Will you write out all the entries below exactly?

▼

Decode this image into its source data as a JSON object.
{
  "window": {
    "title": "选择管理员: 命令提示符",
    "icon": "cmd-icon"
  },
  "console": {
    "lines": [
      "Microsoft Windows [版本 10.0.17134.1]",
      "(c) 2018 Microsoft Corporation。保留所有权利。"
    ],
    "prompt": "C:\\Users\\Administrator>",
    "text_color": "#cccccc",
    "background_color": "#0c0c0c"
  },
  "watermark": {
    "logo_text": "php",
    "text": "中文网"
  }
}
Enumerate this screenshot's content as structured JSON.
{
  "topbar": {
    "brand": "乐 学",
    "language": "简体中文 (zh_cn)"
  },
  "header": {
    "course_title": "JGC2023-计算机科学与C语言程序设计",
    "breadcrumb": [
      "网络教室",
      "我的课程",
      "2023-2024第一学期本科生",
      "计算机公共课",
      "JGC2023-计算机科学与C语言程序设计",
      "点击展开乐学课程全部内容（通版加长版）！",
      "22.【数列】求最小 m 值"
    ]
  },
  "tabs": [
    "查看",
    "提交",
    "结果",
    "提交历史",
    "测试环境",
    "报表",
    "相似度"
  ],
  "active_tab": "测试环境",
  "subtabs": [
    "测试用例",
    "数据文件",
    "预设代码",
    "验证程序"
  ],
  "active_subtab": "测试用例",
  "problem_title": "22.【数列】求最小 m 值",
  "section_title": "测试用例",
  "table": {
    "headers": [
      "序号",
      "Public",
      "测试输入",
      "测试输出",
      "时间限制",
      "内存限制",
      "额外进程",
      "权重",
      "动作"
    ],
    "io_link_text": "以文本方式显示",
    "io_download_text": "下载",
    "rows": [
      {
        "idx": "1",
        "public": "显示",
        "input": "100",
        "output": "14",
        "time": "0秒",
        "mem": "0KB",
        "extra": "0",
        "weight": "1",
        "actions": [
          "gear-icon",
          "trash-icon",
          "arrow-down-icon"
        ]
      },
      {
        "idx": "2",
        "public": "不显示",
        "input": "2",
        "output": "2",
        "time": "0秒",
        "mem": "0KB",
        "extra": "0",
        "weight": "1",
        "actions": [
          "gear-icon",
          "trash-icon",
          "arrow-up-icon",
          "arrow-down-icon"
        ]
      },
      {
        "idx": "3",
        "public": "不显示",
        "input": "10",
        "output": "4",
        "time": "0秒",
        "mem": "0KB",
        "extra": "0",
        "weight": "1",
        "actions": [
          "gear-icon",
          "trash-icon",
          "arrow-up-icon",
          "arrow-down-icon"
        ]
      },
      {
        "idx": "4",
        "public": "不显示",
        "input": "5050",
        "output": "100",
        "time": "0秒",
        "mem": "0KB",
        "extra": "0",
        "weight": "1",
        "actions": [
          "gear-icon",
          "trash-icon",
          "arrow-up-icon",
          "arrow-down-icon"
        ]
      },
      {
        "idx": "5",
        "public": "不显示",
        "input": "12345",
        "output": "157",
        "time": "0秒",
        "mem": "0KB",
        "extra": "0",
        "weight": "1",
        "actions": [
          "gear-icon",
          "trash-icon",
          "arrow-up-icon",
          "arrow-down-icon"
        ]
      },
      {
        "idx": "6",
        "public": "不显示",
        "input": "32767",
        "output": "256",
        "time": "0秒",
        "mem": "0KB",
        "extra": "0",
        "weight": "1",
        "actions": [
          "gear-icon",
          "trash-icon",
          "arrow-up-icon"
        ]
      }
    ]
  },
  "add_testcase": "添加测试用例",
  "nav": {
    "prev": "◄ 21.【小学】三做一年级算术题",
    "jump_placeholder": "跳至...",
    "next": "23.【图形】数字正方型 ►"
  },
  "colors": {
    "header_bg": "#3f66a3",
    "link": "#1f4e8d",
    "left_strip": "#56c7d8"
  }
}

▲

• [RESULT BELOW]
Decode this image into its source data as a JSON object.
{
  "window": {
    "title": "选择管理员: 命令提示符",
    "icon": "cmd-icon"
  },
  "console": {
    "lines": [
      "Microsoft Windows [版本 10.0.17134.1]",
      "(c) 2018 Microsoft Corporation。保留所有权利。"
    ],
    "prompt": "C:\\Users\\Administrator>",
    "text_color": "#cccccc",
    "background_color": "#0c0c0c"
  },
  "watermark": {
    "logo_text": "php",
    "text": "中文网"
  }
}
Enumerate this screenshot's content as structured JSON.
{
  "topbar": {
    "brand": "乐 学",
    "language": "简体中文 (zh_cn)"
  },
  "header": {
    "course_title": "JGC2023-计算机科学与C语言程序设计",
    "breadcrumb": [
      "网络教室",
      "我的课程",
      "2023-2024第一学期本科生",
      "计算机公共课",
      "JGC2023-计算机科学与C语言程序设计",
      "点击展开乐学课程全部内容（通版加长版）！",
      "22.【数列】求最小 m 值"
    ]
  },
  "tabs": [
    "查看",
    "提交",
    "结果",
    "提交历史",
    "测试环境",
    "报表",
    "相似度"
  ],
  "active_tab": "测试环境",
  "subtabs": [
    "测试用例",
    "数据文件",
    "预设代码",
    "验证程序"
  ],
  "active_subtab": "测试用例",
  "problem_title": "22.【数列】求最小 m 值",
  "section_title": "测试用例",
  "table": {
    "headers": [
      "序号",
      "Public",
      "测试输入",
      "测试输出",
      "时间限制",
      "内存限制",
      "额外进程",
      "权重",
      "动作"
    ],
    "io_link_text": "以文本方式显示",
    "io_download_text": "下载",
    "rows": [
      {
        "idx": "1",
        "public": "显示",
        "input": "100",
        "output": "14",
        "time": "0秒",
        "mem": "0KB",
        "extra": "0",
        "weight": "1",
        "actions": [
          "gear-icon",
          "trash-icon",
          "arrow-down-icon"
        ]
      },
      {
        "idx": "2",
        "public": "不显示",
        "input": "2",
        "output": "2",
        "time": "0秒",
        "mem": "0KB",
        "extra": "0",
        "weight": "1",
        "actions": [
          "gear-icon",
          "trash-icon",
          "arrow-up-icon",
          "arrow-down-icon"
        ]
      },
      {
        "idx": "3",
        "public": "不显示",
        "input": "10",
        "output": "4",
        "time": "0秒",
        "mem": "0KB",
        "extra": "0",
        "weight": "1",
        "actions": [
          "gear-icon",
          "trash-icon",
          "arrow-up-icon",
          "arrow-down-icon"
        ]
      },
      {
        "idx": "4",
        "public": "不显示",
        "input": "5050",
        "output": "100",
        "time": "0秒",
        "mem": "0KB",
        "extra": "0",
        "weight": "1",
        "actions": [
          "gear-icon",
          "trash-icon",
          "arrow-up-icon",
          "arrow-down-icon"
        ]
      },
      {
        "idx": "5",
        "public": "不显示",
        "input": "12345",
        "output": "157",
        "time": "0秒",
        "mem": "0KB",
        "extra": "0",
        "weight": "1",
        "actions": [
          "gear-icon",
          "trash-icon",
          "arrow-up-icon",
          "arrow-down-icon"
        ]
      },
      {
        "idx": "6",
        "public": "不显示",
        "input": "32767",
        "output": "256",
        "time": "0秒",
        "mem": "0KB",
        "extra": "0",
        "weight": "1",
        "actions": [
          "gear-icon",
          "trash-icon",
          "arrow-up-icon"
        ]
      }
    ]
  },
  "add_testcase": "添加测试用例",
  "nav": {
    "prev": "◄ 21.【小学】三做一年级算术题",
    "jump_placeholder": "跳至...",
    "next": "23.【图形】数字正方型 ►"
  },
  "colors": {
    "header_bg": "#3f66a3",
    "link": "#1f4e8d",
    "left_strip": "#56c7d8"
  }
}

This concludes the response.